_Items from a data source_
··········
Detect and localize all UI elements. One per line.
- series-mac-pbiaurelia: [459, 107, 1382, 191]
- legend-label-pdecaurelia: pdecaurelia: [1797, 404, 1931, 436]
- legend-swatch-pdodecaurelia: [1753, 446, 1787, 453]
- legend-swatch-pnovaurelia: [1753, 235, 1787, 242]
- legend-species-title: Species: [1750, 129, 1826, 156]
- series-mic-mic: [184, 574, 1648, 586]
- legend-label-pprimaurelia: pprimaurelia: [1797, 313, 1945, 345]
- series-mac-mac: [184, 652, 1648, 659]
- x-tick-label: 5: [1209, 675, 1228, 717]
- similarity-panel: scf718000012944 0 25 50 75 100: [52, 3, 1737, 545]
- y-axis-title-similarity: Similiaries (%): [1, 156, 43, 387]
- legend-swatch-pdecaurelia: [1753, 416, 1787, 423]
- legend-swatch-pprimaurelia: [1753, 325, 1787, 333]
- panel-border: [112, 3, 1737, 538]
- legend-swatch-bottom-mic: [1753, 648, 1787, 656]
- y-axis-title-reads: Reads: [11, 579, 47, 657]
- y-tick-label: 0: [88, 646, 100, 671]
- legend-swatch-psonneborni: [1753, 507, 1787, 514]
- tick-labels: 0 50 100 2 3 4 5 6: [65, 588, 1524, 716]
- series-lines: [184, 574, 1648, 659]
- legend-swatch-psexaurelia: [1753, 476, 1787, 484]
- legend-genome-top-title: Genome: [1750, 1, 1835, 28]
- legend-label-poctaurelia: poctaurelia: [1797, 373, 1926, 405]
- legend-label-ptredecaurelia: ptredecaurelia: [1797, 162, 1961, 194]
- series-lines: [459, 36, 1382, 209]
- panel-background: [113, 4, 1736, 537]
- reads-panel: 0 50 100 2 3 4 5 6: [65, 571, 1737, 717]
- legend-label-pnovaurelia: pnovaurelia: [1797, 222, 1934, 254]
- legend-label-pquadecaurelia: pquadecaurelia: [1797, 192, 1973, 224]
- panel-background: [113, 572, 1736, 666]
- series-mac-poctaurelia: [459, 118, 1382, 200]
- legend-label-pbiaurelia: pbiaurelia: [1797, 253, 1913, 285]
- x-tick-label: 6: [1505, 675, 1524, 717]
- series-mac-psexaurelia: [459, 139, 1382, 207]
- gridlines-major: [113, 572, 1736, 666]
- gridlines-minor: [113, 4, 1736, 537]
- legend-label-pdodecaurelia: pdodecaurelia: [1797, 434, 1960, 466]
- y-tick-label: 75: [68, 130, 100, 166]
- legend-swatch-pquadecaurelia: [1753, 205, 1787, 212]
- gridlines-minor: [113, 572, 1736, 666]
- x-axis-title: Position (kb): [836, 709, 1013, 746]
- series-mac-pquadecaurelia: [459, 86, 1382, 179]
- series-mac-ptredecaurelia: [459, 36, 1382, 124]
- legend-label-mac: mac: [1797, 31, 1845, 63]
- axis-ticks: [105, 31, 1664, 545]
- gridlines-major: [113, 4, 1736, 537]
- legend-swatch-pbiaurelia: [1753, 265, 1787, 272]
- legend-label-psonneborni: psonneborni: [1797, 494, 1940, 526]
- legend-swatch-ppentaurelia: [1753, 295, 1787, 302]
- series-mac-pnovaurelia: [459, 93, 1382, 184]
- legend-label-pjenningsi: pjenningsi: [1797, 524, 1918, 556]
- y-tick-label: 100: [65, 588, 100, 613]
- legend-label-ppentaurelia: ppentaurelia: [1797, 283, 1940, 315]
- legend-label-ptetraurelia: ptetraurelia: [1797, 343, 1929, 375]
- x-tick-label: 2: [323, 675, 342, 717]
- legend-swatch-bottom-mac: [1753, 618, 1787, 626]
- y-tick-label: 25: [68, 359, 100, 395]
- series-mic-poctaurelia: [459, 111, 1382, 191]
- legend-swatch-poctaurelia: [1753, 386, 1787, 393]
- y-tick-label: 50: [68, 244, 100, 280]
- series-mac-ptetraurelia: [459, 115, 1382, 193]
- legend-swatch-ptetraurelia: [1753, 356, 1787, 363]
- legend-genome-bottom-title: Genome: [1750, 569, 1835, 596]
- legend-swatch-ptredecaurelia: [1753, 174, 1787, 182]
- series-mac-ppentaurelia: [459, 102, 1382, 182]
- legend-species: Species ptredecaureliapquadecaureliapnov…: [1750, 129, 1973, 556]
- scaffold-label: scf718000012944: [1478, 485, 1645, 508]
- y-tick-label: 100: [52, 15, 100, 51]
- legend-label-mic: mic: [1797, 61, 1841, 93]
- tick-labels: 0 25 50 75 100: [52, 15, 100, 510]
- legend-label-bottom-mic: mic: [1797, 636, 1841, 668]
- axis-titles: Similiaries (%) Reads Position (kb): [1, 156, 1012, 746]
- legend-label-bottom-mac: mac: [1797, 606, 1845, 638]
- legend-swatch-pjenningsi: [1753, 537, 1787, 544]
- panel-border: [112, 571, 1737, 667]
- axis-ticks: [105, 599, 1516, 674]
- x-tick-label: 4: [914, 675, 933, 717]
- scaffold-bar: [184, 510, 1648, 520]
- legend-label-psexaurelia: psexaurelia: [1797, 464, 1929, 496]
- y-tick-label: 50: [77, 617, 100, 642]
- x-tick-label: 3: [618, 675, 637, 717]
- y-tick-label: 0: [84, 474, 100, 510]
··········
_What to work on_
Could you return all lines from the data above that contain the string "pdodecaurelia"?

_Reply to the exercise_
- legend-swatch-pdodecaurelia: [1753, 446, 1787, 453]
- legend-label-pdodecaurelia: pdodecaurelia: [1797, 434, 1960, 466]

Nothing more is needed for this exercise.